EXERCISE GOAL ▸ Gather every row below that contains the string "thumb". Case counts.

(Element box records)

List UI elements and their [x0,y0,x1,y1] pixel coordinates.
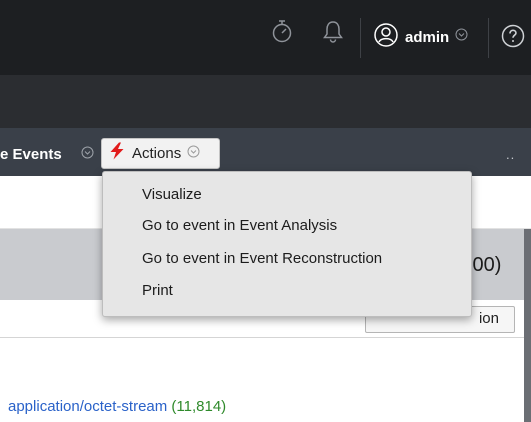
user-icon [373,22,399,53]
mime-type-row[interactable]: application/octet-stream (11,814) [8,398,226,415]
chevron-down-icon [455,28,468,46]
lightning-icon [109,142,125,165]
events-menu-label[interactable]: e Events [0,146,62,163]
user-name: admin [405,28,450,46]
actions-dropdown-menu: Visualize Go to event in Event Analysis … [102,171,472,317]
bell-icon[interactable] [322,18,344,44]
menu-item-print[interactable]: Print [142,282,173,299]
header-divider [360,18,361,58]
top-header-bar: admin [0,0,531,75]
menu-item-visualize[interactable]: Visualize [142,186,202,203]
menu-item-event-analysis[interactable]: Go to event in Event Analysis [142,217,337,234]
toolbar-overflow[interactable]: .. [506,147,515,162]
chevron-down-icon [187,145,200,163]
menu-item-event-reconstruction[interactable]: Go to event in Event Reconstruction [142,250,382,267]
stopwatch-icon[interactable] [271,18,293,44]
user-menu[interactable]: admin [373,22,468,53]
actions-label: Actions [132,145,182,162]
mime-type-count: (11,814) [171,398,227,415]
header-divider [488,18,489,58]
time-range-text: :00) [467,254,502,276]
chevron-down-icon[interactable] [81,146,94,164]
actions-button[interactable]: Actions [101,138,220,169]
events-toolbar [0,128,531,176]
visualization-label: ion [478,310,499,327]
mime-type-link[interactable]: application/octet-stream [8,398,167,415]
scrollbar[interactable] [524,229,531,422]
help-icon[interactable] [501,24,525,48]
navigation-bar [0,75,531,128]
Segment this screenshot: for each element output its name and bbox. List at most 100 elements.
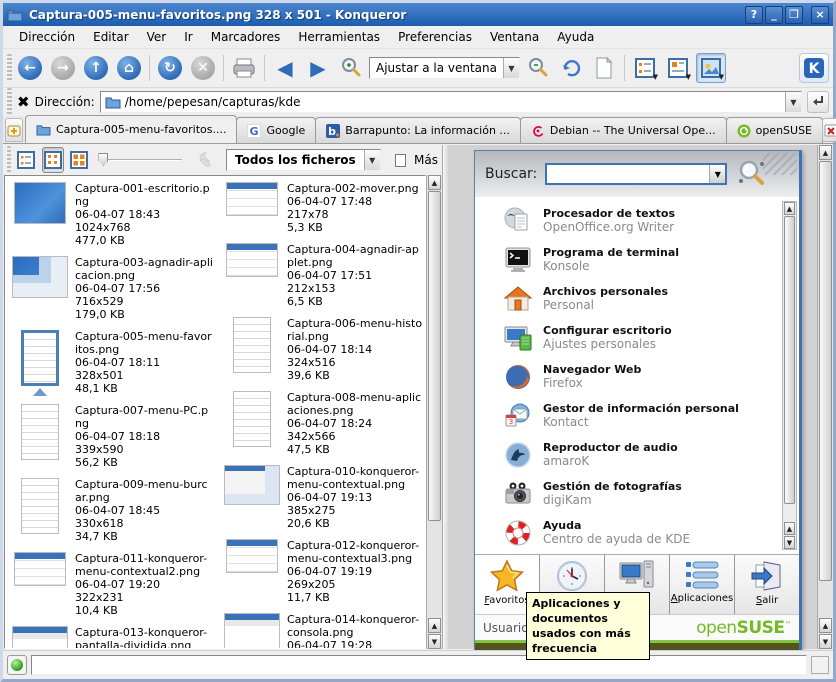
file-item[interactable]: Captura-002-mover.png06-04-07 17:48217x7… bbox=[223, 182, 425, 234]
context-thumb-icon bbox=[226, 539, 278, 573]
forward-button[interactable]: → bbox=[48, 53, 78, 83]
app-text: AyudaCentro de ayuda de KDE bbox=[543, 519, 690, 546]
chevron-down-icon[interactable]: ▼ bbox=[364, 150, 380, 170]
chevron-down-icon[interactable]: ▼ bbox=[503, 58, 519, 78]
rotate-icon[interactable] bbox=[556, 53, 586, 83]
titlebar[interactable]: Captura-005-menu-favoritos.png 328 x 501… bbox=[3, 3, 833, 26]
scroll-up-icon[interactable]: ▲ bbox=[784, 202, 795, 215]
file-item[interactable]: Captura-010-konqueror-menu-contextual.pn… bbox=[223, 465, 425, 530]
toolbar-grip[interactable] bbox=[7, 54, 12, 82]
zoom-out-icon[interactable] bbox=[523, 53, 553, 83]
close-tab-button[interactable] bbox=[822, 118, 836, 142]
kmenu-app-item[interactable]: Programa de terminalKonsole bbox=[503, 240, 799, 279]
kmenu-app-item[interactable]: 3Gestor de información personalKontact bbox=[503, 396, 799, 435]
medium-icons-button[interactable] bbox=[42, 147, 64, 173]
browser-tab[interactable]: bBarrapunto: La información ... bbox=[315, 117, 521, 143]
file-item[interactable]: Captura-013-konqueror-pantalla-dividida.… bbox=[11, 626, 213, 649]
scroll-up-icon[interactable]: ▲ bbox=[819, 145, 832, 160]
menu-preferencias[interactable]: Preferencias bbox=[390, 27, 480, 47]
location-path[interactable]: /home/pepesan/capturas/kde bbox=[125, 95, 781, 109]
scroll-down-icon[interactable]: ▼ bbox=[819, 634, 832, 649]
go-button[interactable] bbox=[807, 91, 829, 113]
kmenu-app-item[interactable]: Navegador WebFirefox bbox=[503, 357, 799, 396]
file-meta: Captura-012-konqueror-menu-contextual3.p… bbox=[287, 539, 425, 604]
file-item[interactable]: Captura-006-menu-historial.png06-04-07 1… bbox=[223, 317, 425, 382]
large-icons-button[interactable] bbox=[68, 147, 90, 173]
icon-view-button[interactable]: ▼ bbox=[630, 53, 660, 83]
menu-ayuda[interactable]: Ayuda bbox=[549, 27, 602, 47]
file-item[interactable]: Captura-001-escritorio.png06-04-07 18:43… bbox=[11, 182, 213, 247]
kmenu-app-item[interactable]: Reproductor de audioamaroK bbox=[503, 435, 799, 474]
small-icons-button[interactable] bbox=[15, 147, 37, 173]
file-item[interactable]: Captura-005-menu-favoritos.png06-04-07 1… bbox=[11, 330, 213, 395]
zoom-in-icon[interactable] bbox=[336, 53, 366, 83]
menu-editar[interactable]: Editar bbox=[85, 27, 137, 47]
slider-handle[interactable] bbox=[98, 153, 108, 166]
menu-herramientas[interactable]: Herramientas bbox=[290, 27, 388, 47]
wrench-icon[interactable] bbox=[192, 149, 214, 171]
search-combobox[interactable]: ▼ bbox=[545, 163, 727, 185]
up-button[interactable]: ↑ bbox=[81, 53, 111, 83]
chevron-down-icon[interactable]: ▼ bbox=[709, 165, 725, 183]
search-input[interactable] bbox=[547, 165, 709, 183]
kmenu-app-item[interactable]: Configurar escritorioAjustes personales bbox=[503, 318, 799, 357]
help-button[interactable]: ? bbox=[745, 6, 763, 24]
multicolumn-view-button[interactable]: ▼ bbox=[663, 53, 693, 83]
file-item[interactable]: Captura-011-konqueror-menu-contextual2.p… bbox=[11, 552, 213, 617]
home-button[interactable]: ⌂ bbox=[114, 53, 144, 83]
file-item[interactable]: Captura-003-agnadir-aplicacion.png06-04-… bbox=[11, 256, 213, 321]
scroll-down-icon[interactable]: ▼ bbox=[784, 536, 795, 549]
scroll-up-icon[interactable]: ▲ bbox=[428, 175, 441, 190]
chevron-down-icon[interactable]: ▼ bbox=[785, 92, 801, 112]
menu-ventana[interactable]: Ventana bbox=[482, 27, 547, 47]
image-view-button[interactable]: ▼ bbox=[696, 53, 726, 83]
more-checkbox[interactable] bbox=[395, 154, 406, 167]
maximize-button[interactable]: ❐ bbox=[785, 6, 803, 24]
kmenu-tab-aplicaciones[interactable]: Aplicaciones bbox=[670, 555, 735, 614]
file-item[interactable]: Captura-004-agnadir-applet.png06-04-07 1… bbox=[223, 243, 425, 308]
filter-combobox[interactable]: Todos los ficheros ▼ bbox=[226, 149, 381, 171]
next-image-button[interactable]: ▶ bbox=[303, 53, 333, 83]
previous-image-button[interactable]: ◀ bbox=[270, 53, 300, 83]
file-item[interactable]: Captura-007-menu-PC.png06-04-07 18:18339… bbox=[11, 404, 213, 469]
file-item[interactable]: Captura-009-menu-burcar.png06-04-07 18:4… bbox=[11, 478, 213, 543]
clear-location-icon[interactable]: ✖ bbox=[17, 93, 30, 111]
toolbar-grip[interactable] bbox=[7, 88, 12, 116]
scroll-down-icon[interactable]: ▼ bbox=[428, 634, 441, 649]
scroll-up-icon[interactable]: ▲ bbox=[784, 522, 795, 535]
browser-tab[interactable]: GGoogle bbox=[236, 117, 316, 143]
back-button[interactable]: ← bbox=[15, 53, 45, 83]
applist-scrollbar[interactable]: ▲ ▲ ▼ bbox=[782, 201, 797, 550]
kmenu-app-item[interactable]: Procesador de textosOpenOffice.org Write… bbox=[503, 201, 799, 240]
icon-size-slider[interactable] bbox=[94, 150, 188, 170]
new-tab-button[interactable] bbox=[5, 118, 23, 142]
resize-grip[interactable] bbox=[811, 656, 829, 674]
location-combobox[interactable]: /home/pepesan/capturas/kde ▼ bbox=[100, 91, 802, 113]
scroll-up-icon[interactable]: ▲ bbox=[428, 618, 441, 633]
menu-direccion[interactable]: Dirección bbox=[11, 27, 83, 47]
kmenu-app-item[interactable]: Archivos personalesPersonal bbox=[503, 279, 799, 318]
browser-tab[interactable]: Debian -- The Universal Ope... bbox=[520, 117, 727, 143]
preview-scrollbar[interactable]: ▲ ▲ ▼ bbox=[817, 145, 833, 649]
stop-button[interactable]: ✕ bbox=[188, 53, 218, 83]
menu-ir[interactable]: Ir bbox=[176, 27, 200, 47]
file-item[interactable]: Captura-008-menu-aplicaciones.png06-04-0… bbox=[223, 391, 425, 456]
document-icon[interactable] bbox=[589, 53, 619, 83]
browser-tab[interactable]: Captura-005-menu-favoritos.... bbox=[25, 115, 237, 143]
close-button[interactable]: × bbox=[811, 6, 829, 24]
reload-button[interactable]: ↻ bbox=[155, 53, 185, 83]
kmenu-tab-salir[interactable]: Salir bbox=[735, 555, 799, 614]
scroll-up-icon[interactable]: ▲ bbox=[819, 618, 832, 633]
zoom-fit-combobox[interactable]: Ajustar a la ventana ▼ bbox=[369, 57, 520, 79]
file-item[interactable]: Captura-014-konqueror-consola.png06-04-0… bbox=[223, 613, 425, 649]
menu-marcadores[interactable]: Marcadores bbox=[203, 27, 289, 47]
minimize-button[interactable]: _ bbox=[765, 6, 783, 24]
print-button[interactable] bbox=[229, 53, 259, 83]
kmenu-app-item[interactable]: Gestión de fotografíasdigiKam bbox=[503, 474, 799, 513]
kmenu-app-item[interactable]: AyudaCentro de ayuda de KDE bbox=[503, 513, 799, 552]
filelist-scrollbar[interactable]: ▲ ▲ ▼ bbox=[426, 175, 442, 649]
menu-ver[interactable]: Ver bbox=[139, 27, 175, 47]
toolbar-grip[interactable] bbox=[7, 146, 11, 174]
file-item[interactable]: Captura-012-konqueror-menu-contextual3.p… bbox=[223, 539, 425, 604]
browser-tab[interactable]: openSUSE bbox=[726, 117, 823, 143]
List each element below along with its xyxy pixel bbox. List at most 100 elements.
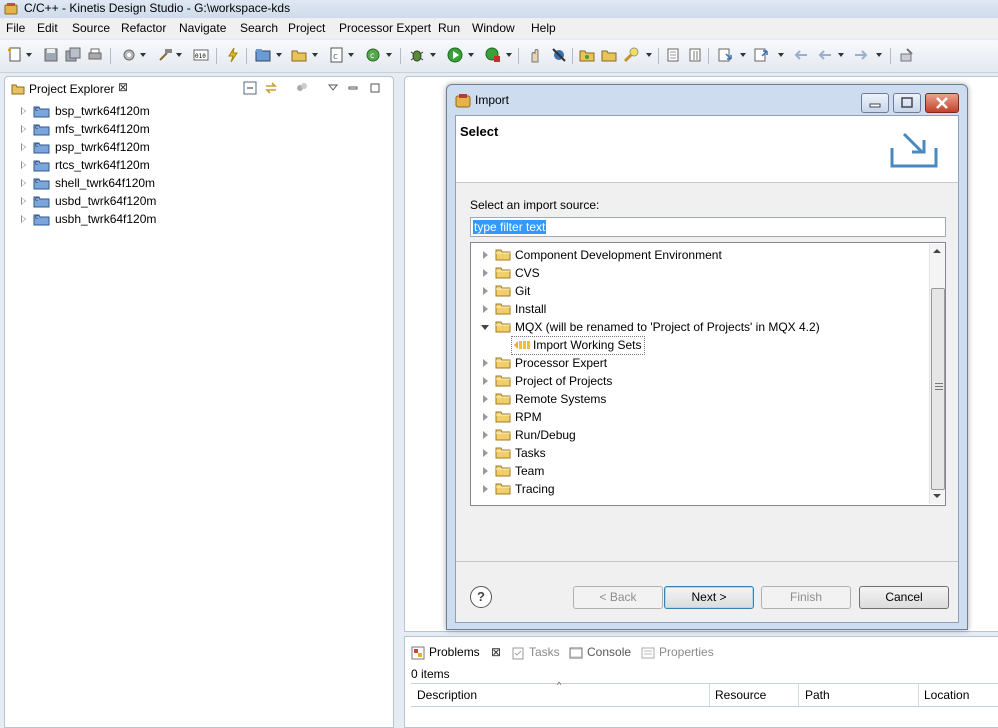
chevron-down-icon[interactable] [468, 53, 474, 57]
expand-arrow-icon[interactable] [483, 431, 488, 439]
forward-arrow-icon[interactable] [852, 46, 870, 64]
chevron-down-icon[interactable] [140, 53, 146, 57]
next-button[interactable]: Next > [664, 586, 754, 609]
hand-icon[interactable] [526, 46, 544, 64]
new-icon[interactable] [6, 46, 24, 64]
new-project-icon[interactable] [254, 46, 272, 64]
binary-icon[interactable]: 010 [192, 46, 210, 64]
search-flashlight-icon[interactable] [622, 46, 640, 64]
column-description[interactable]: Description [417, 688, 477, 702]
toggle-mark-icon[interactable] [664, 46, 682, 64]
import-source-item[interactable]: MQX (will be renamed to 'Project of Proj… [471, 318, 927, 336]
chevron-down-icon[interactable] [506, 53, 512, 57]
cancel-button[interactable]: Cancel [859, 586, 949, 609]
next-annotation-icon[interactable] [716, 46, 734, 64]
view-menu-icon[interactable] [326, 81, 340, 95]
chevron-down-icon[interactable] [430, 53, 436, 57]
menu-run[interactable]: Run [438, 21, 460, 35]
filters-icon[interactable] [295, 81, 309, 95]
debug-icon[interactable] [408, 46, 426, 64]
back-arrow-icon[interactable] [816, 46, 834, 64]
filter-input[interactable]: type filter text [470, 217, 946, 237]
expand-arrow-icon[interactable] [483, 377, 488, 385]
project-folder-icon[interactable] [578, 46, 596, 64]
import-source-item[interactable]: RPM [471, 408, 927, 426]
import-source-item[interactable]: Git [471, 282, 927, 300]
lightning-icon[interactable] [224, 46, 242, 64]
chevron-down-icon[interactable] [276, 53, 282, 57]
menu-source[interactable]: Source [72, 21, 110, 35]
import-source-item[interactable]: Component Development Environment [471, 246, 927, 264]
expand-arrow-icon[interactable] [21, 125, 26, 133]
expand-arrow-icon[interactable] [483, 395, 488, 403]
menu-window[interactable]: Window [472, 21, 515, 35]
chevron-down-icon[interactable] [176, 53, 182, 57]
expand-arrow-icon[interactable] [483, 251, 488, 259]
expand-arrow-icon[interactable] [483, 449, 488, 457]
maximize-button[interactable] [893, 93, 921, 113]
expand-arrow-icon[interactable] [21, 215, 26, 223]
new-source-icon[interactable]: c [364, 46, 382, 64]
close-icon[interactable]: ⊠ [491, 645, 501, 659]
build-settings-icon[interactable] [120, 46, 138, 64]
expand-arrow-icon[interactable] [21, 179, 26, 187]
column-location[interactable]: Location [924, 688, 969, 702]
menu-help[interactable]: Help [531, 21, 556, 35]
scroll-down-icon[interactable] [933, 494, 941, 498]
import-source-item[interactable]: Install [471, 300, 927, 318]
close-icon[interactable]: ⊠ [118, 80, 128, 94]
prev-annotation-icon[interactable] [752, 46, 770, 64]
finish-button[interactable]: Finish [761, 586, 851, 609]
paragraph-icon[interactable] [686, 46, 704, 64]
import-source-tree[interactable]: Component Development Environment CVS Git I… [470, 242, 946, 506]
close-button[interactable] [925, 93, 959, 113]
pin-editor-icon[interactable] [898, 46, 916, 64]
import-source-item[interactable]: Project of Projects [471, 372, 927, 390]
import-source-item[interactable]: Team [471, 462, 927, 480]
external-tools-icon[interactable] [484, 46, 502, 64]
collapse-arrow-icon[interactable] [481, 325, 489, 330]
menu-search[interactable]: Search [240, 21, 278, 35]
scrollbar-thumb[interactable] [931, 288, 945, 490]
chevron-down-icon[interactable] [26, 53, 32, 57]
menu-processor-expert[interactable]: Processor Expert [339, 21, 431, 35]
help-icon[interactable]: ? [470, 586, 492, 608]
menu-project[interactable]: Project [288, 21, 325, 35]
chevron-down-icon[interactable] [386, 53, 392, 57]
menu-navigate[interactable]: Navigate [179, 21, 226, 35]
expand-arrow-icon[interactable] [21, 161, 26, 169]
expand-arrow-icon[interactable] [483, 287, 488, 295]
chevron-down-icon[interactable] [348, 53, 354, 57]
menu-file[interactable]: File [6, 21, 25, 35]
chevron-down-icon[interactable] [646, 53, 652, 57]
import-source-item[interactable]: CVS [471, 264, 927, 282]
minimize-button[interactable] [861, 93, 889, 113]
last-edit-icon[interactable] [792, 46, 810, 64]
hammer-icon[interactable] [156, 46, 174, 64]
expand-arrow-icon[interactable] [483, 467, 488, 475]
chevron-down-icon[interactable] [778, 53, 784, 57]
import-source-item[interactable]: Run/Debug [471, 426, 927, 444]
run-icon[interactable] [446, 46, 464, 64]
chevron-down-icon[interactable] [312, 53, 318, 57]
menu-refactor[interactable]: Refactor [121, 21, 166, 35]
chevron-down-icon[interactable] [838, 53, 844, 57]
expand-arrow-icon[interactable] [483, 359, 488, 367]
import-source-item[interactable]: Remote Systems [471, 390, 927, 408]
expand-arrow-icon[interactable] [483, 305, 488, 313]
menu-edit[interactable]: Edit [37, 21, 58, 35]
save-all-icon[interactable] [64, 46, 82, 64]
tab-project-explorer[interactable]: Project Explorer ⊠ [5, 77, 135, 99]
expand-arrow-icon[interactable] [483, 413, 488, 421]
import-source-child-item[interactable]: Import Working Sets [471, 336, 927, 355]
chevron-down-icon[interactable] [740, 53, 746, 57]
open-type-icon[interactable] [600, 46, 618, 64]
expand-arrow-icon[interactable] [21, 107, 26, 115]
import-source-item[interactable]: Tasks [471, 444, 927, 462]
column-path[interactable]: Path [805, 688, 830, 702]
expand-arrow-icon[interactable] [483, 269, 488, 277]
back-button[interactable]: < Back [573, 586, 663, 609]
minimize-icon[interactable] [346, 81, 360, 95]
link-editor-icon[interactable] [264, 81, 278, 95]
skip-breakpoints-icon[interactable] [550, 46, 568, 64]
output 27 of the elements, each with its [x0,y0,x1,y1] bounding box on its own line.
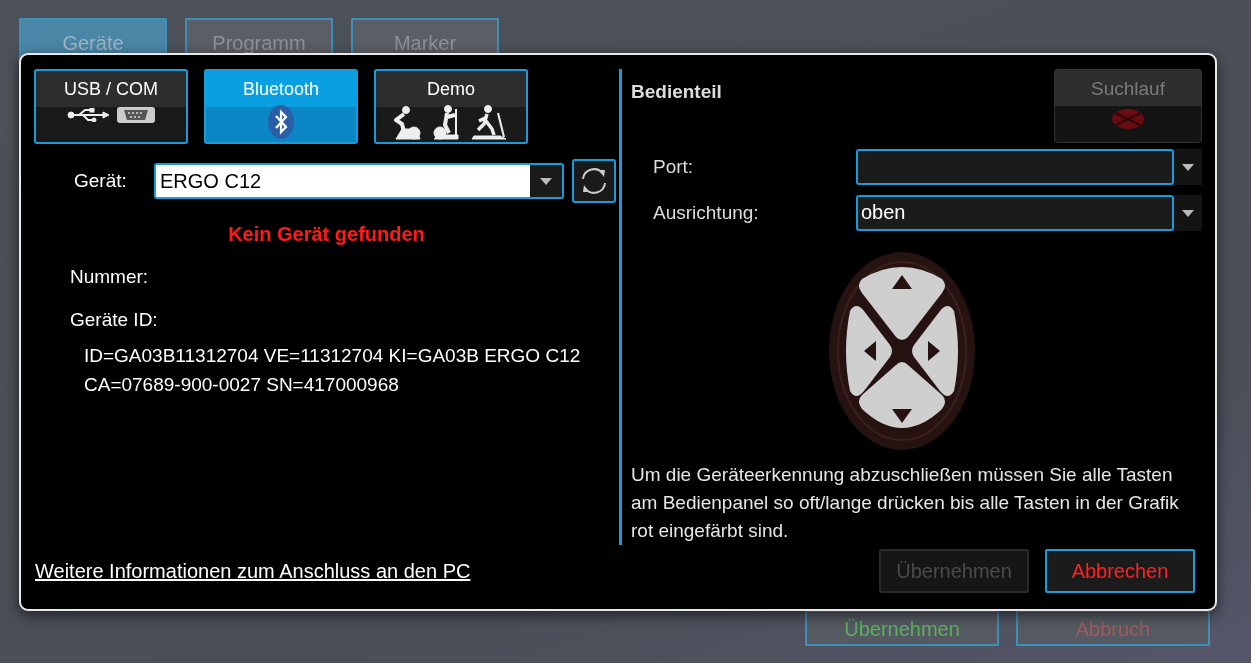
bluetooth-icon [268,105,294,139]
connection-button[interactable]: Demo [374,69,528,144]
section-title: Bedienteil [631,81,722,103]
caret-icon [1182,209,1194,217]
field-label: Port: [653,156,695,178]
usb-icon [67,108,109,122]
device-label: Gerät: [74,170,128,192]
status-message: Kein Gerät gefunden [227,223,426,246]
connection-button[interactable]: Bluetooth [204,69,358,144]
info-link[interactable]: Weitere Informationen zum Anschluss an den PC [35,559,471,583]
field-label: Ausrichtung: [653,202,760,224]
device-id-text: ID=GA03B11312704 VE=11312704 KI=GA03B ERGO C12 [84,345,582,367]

ANSWER TO THIS TASK ▸
context-thumb-icon bbox=[226, 539, 278, 573]
scrollbar-thumb[interactable] [931, 288, 945, 490]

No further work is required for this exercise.